--- begin Stored data ---

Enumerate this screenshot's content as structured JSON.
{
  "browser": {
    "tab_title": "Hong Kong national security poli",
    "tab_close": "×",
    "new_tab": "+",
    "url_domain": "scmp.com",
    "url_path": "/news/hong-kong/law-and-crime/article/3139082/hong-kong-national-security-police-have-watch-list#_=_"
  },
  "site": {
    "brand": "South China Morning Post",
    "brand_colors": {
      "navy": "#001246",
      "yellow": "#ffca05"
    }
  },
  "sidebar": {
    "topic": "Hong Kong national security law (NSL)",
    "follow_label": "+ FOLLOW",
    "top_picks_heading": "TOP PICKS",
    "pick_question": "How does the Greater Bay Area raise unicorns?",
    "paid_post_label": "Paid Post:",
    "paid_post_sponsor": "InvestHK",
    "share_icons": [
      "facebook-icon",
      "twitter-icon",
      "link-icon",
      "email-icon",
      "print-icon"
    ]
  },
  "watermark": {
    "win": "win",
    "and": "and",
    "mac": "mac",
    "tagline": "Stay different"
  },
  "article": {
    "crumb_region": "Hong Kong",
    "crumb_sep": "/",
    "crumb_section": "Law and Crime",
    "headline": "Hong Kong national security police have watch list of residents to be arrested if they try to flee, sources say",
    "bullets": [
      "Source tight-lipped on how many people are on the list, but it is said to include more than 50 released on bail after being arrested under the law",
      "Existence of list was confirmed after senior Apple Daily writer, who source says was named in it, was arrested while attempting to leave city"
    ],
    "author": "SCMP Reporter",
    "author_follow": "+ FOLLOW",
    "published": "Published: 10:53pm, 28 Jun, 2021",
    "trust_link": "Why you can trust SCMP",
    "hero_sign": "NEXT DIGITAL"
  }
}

--- end Stored data ---
--- begin Stored data ---

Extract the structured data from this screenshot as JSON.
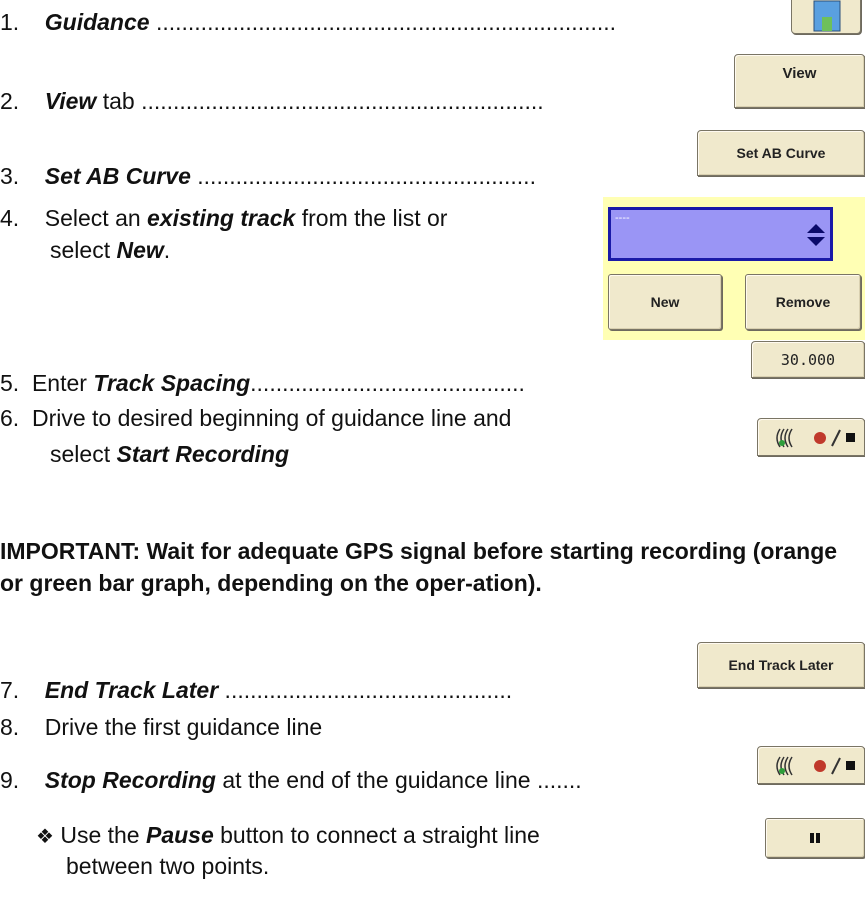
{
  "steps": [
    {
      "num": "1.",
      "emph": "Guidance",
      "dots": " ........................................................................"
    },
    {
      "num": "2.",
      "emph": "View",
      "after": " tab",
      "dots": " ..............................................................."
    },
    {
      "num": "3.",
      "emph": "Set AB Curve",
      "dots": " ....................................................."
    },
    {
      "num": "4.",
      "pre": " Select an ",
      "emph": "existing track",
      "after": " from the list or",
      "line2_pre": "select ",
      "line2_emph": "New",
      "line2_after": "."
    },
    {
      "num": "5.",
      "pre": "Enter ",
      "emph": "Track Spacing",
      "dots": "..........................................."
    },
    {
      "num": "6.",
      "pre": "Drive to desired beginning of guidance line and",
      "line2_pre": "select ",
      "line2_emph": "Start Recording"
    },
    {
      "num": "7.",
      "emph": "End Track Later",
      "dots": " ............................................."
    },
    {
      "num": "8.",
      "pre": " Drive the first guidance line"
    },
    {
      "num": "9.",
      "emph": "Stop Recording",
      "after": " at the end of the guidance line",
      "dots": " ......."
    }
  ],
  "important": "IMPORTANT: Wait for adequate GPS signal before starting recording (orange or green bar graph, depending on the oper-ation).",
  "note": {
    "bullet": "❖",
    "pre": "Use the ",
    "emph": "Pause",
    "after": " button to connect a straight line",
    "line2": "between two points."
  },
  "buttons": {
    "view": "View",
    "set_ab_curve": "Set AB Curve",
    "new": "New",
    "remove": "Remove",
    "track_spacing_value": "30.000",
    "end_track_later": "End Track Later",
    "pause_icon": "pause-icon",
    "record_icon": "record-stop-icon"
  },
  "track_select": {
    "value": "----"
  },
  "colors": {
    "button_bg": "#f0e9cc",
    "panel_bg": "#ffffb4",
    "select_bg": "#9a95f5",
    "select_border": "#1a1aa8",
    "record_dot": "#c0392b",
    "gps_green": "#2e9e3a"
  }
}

--- end Stored data ---

Check each line of the records for "Drive" and copy the ones that contain it.

      "pre": "Drive to desired beginning of guidance line and",
      "pre": " Drive the first guidance line"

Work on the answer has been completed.